== GIVEN PROBLEM ==
Pull out every line below containing the word "Output".

== STORED RECORDS ==
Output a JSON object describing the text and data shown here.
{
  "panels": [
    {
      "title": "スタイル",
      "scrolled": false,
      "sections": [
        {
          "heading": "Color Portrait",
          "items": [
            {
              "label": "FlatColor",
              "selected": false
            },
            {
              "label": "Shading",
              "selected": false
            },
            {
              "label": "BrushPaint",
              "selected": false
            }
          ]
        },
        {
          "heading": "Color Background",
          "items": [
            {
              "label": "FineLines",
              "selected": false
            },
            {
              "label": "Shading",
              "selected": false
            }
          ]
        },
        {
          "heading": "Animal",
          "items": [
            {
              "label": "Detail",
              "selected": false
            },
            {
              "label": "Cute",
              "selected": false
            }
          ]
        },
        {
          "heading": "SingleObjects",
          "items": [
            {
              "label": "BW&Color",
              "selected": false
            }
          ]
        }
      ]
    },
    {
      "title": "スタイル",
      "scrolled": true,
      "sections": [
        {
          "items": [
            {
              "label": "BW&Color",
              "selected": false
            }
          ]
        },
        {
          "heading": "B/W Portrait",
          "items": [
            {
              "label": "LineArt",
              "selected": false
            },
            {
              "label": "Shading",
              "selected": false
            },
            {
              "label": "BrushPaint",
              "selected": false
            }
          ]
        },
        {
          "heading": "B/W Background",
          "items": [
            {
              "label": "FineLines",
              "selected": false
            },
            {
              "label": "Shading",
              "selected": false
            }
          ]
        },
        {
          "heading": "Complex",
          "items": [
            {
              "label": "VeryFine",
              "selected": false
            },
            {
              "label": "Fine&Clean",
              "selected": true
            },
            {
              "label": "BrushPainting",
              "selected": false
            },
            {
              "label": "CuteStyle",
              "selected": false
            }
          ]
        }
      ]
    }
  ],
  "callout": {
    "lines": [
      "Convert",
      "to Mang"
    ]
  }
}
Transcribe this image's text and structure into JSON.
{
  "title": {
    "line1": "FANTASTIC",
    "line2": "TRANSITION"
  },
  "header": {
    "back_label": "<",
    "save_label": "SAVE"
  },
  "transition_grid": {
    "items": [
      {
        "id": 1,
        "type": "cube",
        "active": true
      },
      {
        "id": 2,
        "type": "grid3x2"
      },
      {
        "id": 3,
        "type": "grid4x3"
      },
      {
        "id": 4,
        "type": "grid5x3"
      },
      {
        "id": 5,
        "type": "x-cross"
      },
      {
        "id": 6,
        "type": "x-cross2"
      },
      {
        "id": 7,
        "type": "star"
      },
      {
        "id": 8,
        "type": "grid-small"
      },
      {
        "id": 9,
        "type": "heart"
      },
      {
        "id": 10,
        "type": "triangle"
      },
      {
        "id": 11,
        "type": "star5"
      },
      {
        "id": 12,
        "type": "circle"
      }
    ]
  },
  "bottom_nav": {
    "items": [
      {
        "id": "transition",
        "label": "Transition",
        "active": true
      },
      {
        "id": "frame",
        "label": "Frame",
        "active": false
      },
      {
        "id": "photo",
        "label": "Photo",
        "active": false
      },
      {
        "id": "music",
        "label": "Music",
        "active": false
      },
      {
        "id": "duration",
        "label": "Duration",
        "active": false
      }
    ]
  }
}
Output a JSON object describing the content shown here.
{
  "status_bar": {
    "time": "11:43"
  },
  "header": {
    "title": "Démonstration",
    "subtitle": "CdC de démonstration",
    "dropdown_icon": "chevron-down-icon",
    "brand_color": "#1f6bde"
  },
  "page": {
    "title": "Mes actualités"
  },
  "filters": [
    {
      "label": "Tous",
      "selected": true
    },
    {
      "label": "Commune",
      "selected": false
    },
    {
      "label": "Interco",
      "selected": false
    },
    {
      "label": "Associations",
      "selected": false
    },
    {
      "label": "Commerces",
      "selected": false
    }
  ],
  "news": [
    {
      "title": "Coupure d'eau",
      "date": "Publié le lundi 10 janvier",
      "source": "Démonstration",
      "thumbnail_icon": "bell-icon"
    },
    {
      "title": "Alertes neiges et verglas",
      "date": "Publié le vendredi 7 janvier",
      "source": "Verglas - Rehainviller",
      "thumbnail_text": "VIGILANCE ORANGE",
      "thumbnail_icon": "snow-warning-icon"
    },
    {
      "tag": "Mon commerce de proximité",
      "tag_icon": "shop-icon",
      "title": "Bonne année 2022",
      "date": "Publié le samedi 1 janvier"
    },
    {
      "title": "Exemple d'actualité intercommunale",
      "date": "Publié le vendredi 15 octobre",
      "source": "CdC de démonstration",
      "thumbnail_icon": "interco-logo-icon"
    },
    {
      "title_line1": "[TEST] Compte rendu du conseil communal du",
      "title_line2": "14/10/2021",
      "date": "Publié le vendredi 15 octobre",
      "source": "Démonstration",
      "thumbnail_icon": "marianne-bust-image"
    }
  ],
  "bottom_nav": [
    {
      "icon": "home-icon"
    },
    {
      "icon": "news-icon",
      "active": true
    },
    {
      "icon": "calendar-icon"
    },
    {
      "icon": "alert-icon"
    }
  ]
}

== FINAL RESULT ==
Output a JSON object describing the text and data shown here.
Output a JSON object describing the content shown here.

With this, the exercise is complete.